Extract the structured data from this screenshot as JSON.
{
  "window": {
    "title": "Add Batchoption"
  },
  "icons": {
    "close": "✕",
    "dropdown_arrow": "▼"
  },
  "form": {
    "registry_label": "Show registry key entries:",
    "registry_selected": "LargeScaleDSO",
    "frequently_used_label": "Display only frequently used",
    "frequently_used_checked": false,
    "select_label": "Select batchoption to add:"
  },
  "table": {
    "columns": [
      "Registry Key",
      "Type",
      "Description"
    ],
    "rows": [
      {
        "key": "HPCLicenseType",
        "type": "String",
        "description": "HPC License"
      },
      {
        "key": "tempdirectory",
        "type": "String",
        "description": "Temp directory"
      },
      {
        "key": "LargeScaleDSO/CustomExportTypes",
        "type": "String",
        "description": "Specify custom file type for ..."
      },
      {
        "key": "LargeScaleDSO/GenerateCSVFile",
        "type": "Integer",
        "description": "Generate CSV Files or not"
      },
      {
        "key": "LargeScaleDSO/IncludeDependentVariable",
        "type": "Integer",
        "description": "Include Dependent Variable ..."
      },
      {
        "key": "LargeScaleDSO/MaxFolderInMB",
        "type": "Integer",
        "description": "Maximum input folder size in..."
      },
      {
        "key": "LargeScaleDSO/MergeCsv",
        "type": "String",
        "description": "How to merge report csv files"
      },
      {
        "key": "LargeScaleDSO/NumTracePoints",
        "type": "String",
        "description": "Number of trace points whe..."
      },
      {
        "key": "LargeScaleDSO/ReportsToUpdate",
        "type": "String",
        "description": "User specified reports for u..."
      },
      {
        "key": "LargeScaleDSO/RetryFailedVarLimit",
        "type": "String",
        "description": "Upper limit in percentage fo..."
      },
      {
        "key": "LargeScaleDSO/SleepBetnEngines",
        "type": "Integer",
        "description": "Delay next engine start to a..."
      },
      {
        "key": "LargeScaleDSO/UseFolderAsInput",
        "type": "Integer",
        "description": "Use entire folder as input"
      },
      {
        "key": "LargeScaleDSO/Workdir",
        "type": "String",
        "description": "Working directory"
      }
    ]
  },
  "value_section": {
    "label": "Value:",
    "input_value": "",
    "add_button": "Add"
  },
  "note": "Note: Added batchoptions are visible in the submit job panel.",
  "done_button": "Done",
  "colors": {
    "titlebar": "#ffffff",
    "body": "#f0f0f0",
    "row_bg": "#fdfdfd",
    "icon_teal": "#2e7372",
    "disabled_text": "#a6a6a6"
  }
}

SHORT EXERCISE: Your task is to repeat the data exactly, with nothing left out.

CORRECT OUTPUT:
Extract the structured data from this screenshot as JSON.
{
  "window": {
    "title": "Add Batchoption"
  },
  "icons": {
    "close": "✕",
    "dropdown_arrow": "▼"
  },
  "form": {
    "registry_label": "Show registry key entries:",
    "registry_selected": "LargeScaleDSO",
    "frequently_used_label": "Display only frequently used",
    "frequently_used_checked": false,
    "select_label": "Select batchoption to add:"
  },
  "table": {
    "columns": [
      "Registry Key",
      "Type",
      "Description"
    ],
    "rows": [
      {
        "key": "HPCLicenseType",
        "type": "String",
        "description": "HPC License"
      },
      {
        "key": "tempdirectory",
        "type": "String",
        "description": "Temp directory"
      },
      {
        "key": "LargeScaleDSO/CustomExportTypes",
        "type": "String",
        "description": "Specify custom file type for ..."
      },
      {
        "key": "LargeScaleDSO/GenerateCSVFile",
        "type": "Integer",
        "description": "Generate CSV Files or not"
      },
      {
        "key": "LargeScaleDSO/IncludeDependentVariable",
        "type": "Integer",
        "description": "Include Dependent Variable ..."
      },
      {
        "key": "LargeScaleDSO/MaxFolderInMB",
        "type": "Integer",
        "description": "Maximum input folder size in..."
      },
      {
        "key": "LargeScaleDSO/MergeCsv",
        "type": "String",
        "description": "How to merge report csv files"
      },
      {
        "key": "LargeScaleDSO/NumTracePoints",
        "type": "String",
        "description": "Number of trace points whe..."
      },
      {
        "key": "LargeScaleDSO/ReportsToUpdate",
        "type": "String",
        "description": "User specified reports for u..."
      },
      {
        "key": "LargeScaleDSO/RetryFailedVarLimit",
        "type": "String",
        "description": "Upper limit in percentage fo..."
      },
      {
        "key": "LargeScaleDSO/SleepBetnEngines",
        "type": "Integer",
        "description": "Delay next engine start to a..."
      },
      {
        "key": "LargeScaleDSO/UseFolderAsInput",
        "type": "Integer",
        "description": "Use entire folder as input"
      },
      {
        "key": "LargeScaleDSO/Workdir",
        "type": "String",
        "description": "Working directory"
      }
    ]
  },
  "value_section": {
    "label": "Value:",
    "input_value": "",
    "add_button": "Add"
  },
  "note": "Note: Added batchoptions are visible in the submit job panel.",
  "done_button": "Done",
  "colors": {
    "titlebar": "#ffffff",
    "body": "#f0f0f0",
    "row_bg": "#fdfdfd",
    "icon_teal": "#2e7372",
    "disabled_text": "#a6a6a6"
  }
}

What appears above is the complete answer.